[Data records]

-*-*-

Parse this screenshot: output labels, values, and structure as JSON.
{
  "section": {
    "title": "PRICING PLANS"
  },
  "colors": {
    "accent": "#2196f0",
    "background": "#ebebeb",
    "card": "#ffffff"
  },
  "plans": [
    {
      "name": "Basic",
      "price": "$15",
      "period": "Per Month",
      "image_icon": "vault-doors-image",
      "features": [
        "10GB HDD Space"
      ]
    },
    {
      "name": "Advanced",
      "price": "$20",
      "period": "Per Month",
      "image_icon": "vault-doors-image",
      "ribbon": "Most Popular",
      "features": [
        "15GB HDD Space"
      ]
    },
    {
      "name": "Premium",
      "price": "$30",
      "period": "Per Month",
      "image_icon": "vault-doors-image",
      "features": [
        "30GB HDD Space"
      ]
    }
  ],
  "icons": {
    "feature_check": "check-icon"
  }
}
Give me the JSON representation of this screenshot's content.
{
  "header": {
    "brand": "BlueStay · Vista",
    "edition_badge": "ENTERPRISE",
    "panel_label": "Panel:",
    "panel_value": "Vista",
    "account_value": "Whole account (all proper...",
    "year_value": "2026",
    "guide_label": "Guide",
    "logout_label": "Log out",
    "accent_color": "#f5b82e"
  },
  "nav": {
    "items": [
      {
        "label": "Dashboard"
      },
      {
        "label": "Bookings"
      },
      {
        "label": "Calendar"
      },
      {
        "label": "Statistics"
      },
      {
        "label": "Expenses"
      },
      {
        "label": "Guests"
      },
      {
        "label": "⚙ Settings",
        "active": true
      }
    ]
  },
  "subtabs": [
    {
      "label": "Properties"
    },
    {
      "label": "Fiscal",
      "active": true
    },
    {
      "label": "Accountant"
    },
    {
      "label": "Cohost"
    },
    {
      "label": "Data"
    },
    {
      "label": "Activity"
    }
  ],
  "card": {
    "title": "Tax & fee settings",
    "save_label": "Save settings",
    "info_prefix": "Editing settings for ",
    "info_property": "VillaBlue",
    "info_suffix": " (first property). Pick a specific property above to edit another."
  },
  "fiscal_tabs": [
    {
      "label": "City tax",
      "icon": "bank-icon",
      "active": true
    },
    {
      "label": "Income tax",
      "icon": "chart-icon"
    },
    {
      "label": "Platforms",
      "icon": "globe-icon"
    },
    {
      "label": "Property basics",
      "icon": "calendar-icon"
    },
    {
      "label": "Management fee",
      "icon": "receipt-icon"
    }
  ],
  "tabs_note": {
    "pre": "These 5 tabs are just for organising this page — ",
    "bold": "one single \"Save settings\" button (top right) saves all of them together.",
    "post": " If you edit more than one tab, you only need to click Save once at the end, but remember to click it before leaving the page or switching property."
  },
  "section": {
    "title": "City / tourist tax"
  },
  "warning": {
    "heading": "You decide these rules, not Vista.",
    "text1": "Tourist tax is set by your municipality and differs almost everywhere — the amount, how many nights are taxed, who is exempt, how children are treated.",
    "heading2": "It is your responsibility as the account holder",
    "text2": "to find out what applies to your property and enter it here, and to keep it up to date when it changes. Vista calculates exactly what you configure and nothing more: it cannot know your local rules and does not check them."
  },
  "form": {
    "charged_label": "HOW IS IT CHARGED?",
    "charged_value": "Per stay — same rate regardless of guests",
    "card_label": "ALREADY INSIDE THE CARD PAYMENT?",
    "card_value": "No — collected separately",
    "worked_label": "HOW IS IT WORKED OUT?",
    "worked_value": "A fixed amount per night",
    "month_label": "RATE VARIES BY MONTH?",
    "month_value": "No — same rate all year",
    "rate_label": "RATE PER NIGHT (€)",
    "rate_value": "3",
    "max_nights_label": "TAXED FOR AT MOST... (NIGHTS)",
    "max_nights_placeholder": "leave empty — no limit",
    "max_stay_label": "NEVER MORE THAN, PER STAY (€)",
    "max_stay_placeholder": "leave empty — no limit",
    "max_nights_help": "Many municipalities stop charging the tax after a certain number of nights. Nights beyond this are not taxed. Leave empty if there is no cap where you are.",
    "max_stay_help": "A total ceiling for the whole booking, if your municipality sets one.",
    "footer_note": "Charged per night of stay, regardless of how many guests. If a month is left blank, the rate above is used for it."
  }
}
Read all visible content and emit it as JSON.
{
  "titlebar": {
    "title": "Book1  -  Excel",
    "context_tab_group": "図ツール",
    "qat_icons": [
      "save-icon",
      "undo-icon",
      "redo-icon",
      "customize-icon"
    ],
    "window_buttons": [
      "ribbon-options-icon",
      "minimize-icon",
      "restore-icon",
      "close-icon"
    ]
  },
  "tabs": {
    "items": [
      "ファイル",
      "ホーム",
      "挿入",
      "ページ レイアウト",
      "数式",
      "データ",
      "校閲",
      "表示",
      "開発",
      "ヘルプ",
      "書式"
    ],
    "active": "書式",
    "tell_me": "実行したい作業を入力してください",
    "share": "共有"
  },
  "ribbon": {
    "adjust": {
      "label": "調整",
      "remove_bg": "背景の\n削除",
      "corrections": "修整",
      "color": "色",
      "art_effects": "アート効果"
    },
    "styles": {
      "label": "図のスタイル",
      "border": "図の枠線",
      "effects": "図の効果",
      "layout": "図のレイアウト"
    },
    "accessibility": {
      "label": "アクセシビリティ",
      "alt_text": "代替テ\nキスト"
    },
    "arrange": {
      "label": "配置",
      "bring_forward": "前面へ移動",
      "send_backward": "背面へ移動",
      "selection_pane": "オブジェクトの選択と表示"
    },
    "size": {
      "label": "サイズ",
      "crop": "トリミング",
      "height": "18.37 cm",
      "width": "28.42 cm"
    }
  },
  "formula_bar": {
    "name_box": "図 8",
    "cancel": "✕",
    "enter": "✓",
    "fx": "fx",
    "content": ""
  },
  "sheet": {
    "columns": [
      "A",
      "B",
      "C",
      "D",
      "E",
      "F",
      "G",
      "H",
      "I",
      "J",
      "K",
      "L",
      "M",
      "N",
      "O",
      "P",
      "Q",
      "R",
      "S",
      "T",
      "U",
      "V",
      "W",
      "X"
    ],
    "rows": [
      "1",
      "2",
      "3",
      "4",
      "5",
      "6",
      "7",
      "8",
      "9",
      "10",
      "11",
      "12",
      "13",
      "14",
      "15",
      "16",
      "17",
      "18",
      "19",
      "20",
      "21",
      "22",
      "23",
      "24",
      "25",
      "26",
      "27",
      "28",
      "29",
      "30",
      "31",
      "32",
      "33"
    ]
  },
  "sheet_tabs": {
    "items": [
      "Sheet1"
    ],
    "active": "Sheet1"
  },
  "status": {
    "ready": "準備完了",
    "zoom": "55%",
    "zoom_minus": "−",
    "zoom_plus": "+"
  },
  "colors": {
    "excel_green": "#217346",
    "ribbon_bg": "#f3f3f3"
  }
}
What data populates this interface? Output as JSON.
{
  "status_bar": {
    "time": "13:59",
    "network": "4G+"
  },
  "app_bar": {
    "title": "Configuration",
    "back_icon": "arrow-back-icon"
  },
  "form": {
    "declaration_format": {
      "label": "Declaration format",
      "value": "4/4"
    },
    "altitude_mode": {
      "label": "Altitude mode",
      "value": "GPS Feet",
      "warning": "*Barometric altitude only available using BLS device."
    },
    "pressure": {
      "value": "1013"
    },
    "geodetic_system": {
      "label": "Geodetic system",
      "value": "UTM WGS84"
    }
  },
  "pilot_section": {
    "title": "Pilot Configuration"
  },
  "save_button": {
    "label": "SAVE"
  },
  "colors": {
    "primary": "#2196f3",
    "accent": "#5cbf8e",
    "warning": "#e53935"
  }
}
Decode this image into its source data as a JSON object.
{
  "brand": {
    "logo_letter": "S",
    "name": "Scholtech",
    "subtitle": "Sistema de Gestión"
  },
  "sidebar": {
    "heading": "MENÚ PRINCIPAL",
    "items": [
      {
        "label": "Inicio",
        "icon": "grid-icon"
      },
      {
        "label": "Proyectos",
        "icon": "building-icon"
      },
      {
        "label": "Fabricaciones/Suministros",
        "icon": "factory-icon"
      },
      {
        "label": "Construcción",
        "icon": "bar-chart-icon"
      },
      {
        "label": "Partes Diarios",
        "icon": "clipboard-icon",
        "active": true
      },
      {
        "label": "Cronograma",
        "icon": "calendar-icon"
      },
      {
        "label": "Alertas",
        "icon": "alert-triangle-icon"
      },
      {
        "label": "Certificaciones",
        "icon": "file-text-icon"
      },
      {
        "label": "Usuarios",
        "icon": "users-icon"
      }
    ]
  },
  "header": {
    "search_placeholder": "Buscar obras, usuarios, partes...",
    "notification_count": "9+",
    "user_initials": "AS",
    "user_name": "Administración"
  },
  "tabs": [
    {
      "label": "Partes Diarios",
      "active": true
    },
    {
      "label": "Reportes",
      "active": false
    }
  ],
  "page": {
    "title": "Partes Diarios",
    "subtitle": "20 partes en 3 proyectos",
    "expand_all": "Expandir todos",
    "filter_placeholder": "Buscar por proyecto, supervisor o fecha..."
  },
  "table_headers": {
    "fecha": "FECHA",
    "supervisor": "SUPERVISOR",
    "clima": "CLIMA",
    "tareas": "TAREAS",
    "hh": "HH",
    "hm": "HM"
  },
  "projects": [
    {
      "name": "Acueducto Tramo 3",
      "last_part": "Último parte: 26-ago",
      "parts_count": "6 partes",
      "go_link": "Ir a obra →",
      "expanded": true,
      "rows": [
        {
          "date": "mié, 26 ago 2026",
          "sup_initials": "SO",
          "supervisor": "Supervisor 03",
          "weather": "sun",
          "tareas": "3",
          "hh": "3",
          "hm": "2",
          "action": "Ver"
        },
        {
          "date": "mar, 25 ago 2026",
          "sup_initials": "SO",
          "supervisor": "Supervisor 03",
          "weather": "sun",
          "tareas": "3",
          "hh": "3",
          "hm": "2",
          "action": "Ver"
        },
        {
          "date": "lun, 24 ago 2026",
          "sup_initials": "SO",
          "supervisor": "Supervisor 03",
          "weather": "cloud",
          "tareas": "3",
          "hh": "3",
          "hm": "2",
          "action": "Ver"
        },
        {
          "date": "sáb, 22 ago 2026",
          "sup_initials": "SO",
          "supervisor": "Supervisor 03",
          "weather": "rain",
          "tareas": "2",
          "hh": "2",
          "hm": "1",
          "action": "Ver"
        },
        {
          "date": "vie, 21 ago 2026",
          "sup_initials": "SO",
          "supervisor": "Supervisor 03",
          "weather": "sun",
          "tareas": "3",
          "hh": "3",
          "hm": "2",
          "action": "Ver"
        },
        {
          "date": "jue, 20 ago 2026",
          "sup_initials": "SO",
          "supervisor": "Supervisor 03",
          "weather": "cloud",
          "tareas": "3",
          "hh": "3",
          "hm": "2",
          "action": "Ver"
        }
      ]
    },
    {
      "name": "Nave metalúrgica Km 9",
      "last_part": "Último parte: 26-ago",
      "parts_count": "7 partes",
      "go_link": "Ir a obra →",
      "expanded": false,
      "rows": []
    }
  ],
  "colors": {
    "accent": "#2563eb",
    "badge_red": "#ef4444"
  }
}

-*-*-

» REQUIREMENT
Give the number of lines that carry the word "amount", with nothing added.

» ANSWER IN FULL
2